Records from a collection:
..............................
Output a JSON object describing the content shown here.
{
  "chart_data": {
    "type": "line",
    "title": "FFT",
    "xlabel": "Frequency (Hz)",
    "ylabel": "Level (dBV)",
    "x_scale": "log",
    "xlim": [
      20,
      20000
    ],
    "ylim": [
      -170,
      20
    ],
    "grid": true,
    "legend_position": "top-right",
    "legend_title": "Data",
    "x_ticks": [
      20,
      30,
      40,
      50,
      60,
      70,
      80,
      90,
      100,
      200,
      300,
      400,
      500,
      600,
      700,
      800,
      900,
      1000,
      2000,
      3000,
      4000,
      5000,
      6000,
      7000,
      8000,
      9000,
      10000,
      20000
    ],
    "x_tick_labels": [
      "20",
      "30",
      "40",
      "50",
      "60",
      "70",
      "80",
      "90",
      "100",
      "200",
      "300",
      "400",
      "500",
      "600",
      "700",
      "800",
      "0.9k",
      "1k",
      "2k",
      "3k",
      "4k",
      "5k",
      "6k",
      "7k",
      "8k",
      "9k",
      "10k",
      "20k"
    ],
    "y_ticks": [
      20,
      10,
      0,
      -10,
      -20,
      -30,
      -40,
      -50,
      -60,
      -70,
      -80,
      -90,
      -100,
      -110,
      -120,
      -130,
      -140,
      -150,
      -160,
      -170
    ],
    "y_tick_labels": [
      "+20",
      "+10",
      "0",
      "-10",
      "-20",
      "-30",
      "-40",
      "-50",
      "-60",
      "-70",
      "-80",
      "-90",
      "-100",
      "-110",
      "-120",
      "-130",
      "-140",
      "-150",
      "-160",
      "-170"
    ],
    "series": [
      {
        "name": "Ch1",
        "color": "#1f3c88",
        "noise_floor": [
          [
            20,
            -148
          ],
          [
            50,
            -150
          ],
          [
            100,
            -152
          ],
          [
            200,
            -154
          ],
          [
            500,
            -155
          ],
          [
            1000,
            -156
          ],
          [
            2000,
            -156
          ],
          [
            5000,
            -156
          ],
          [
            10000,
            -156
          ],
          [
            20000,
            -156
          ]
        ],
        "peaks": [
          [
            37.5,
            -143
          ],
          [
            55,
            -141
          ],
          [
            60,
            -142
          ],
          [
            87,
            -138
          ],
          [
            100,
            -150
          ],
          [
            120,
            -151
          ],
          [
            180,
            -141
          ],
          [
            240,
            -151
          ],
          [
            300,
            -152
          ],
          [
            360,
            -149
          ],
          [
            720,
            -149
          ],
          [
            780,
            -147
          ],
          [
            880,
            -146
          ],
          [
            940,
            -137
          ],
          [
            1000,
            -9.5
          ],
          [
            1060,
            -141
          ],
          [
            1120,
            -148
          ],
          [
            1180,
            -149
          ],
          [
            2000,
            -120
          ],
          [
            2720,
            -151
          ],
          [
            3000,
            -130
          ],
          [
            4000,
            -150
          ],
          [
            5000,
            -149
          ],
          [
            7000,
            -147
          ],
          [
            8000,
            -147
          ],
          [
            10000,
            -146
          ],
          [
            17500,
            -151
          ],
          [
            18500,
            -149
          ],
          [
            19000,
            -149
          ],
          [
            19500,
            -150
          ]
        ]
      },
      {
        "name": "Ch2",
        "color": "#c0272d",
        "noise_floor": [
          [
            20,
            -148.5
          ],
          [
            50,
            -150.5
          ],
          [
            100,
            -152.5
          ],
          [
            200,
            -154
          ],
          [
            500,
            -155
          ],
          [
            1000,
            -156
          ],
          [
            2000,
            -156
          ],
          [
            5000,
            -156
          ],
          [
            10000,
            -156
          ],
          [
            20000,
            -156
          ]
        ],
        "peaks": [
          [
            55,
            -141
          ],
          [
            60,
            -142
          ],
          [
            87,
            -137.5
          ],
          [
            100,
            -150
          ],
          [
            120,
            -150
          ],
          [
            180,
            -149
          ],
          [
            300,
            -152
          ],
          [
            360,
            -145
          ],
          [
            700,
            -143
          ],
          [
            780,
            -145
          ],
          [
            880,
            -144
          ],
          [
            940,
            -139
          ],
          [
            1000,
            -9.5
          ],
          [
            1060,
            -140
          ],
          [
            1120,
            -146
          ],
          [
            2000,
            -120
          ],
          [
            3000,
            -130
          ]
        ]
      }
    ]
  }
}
..............................
## Exercise description
Retype the whole listing above exactly.

## Written solution
Output a JSON object describing the content shown here.
{
  "chart_data": {
    "type": "line",
    "title": "FFT",
    "xlabel": "Frequency (Hz)",
    "ylabel": "Level (dBV)",
    "x_scale": "log",
    "xlim": [
      20,
      20000
    ],
    "ylim": [
      -170,
      20
    ],
    "grid": true,
    "legend_position": "top-right",
    "legend_title": "Data",
    "x_ticks": [
      20,
      30,
      40,
      50,
      60,
      70,
      80,
      90,
      100,
      200,
      300,
      400,
      500,
      600,
      700,
      800,
      900,
      1000,
      2000,
      3000,
      4000,
      5000,
      6000,
      7000,
      8000,
      9000,
      10000,
      20000
    ],
    "x_tick_labels": [
      "20",
      "30",
      "40",
      "50",
      "60",
      "70",
      "80",
      "90",
      "100",
      "200",
      "300",
      "400",
      "500",
      "600",
      "700",
      "800",
      "0.9k",
      "1k",
      "2k",
      "3k",
      "4k",
      "5k",
      "6k",
      "7k",
      "8k",
      "9k",
      "10k",
      "20k"
    ],
    "y_ticks": [
      20,
      10,
      0,
      -10,
      -20,
      -30,
      -40,
      -50,
      -60,
      -70,
      -80,
      -90,
      -100,
      -110,
      -120,
      -130,
      -140,
      -150,
      -160,
      -170
    ],
    "y_tick_labels": [
      "+20",
      "+10",
      "0",
      "-10",
      "-20",
      "-30",
      "-40",
      "-50",
      "-60",
      "-70",
      "-80",
      "-90",
      "-100",
      "-110",
      "-120",
      "-130",
      "-140",
      "-150",
      "-160",
      "-170"
    ],
    "series": [
      {
        "name": "Ch1",
        "color": "#1f3c88",
        "noise_floor": [
          [
            20,
            -148
          ],
          [
            50,
            -150
          ],
          [
            100,
            -152
          ],
          [
            200,
            -154
          ],
          [
            500,
            -155
          ],
          [
            1000,
            -156
          ],
          [
            2000,
            -156
          ],
          [
            5000,
            -156
          ],
          [
            10000,
            -156
          ],
          [
            20000,
            -156
          ]
        ],
        "peaks": [
          [
            37.5,
            -143
          ],
          [
            55,
            -141
          ],
          [
            60,
            -142
          ],
          [
            87,
            -138
          ],
          [
            100,
            -150
          ],
          [
            120,
            -151
          ],
          [
            180,
            -141
          ],
          [
            240,
            -151
          ],
          [
            300,
            -152
          ],
          [
            360,
            -149
          ],
          [
            720,
            -149
          ],
          [
            780,
            -147
          ],
          [
            880,
            -146
          ],
          [
            940,
            -137
          ],
          [
            1000,
            -9.5
          ],
          [
            1060,
            -141
          ],
          [
            1120,
            -148
          ],
          [
            1180,
            -149
          ],
          [
            2000,
            -120
          ],
          [
            2720,
            -151
          ],
          [
            3000,
            -130
          ],
          [
            4000,
            -150
          ],
          [
            5000,
            -149
          ],
          [
            7000,
            -147
          ],
          [
            8000,
            -147
          ],
          [
            10000,
            -146
          ],
          [
            17500,
            -151
          ],
          [
            18500,
            -149
          ],
          [
            19000,
            -149
          ],
          [
            19500,
            -150
          ]
        ]
      },
      {
        "name": "Ch2",
        "color": "#c0272d",
        "noise_floor": [
          [
            20,
            -148.5
          ],
          [
            50,
            -150.5
          ],
          [
            100,
            -152.5
          ],
          [
            200,
            -154
          ],
          [
            500,
            -155
          ],
          [
            1000,
            -156
          ],
          [
            2000,
            -156
          ],
          [
            5000,
            -156
          ],
          [
            10000,
            -156
          ],
          [
            20000,
            -156
          ]
        ],
        "peaks": [
          [
            55,
            -141
          ],
          [
            60,
            -142
          ],
          [
            87,
            -137.5
          ],
          [
            100,
            -150
          ],
          [
            120,
            -150
          ],
          [
            180,
            -149
          ],
          [
            300,
            -152
          ],
          [
            360,
            -145
          ],
          [
            700,
            -143
          ],
          [
            780,
            -145
          ],
          [
            880,
            -144
          ],
          [
            940,
            -139
          ],
          [
            1000,
            -9.5
          ],
          [
            1060,
            -140
          ],
          [
            1120,
            -146
          ],
          [
            2000,
            -120
          ],
          [
            3000,
            -130
          ]
        ]
      }
    ]
  }
}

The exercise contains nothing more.